Income Tax Appellate Tribunal - Delhi
Dcit, New Delhi vs M/S. Engineering Projects India Ltd., ... on 28 July, 2017
IN THE INCOME TAX APPELLATE TRIBUNAL
DELHI BENCH 'B', NEW DELHI
Before Sh. N. K. Saini, AM and Sh. K. N. Chary, JM
ITA No. 709/Del/2013 : Asstt. Year : 2009-10
ITA No. 4253/Del/2014 : Asstt. Year : 2010-11
Dy. Commissioner of Income Tax, Vs M/s Engineering Projects India
Circle-11(1), Ltd., Core-3, Scope Complex, 7
New Delhi Institutional Area, Lodhi Road,
New Delhi-110003
(APPELLANT) (RESPONDENT)
PAN No. AAACE0061C
Assessee by : Sh. Tarandeep Singh, Adv. &
Sh. Vinay Sethi, CA
Revenue by : Sh. Anshu Prakash, Sr. DR
Date of Hearing : 26.07.2017 Date of Pronouncement : 28.07.2017
ORDER
Per Bench:
These appeals by the department are directed against the separate order dated 20.11.2012 & 26.05.2014 for the assessment years 2009-10 & 2010-11 respectively passed by the ld. CIT(A)-XIII, New Delhi.
2. Common issue is involved in these appeals which were heard together so these are being disposed off by this consolidated order for the sake of convenience and brevity.
2 ITA No. 709/Del/2013 ITA No. 4253/Del/2014Engineering Projects India Ltd.
3. At the first instance, we will deal with the appeal in ITA No. 709/Del/2013. The only ground raised in this appeal which reads as under:
"1. On the facts and circumstance of the case and in law, the ld. CIT(A) has erred in deleting the addition of Rs.9,73,86,429/- made on account of prior period expenses."
════════════════
● **WHAT IS BEING ASKED**
Transcribe the section of the tribunal order above that opens with the words containing "Income Tax Appellate Tribunal - Delhi" and closes with "(APPELLANT) (RESPONDENT)".

● **INFORMATION PROVIDED**
════════════════
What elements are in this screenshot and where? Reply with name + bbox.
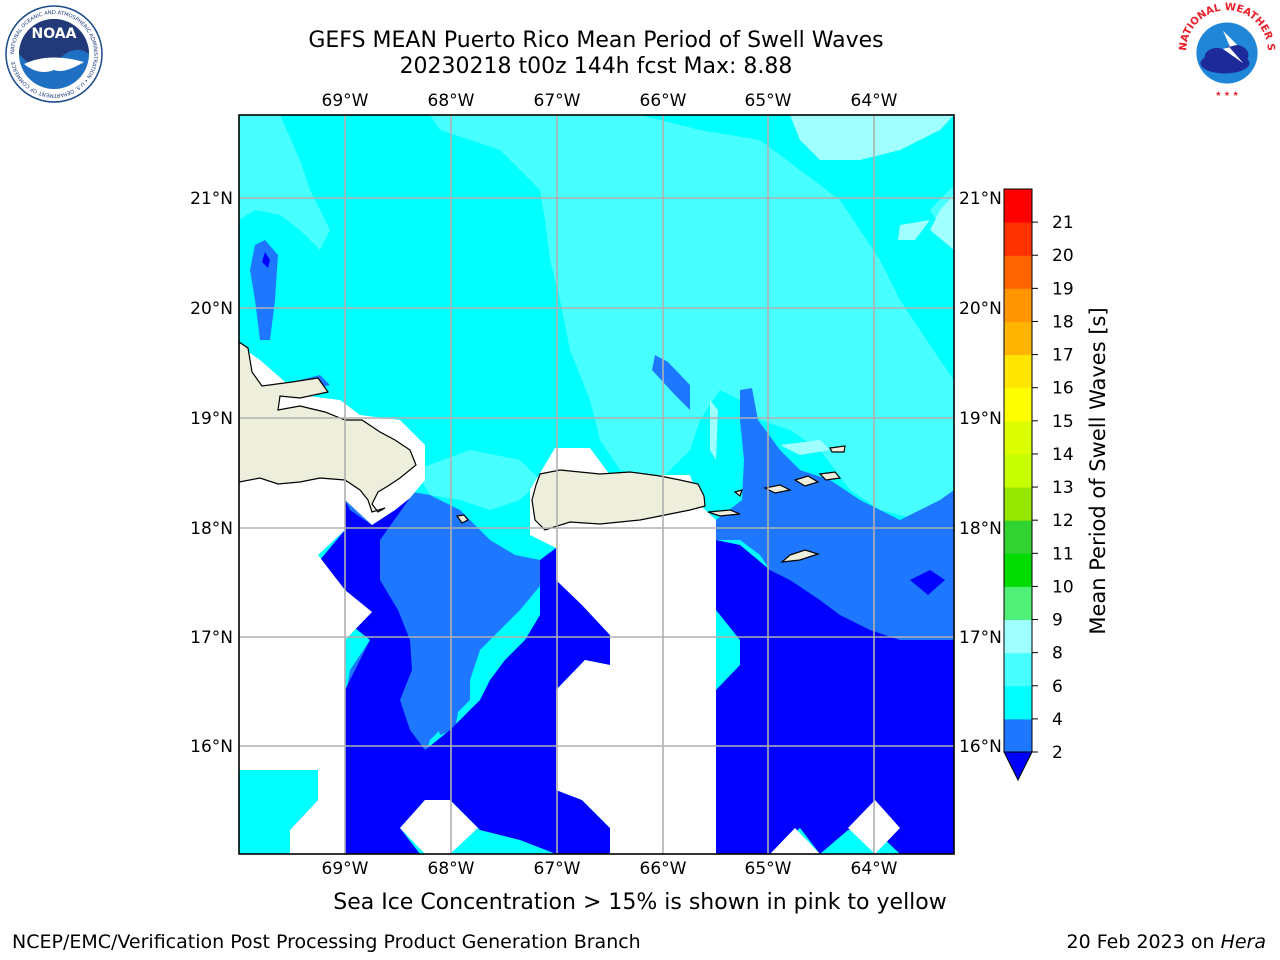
════════════════
● **EXERCISE SOLUTION**
Income Tax Appellate Tribunal - Delhi
Dcit, New Delhi vs M/S. Engineering Projects India Ltd., ... on 28 July, 2017
IN THE INCOME TAX APPELLATE TRIBUNAL
DELHI BENCH 'B', NEW DELHI
Before Sh. N. K. Saini, AM and Sh. K. N. Chary, JM
ITA No. 709/Del/2013 : Asstt. Year : 2009-10
ITA No. 4253/Del/2014 : Asstt. Year : 2010-11
Dy. Commissioner of Income Tax, Vs M/s Engineering Projects India
Circle-11(1), Ltd., Core-3, Scope Complex, 7
New Delhi Institutional Area, Lodhi Road,
New Delhi-110003
(APPELLANT) (RESPONDENT)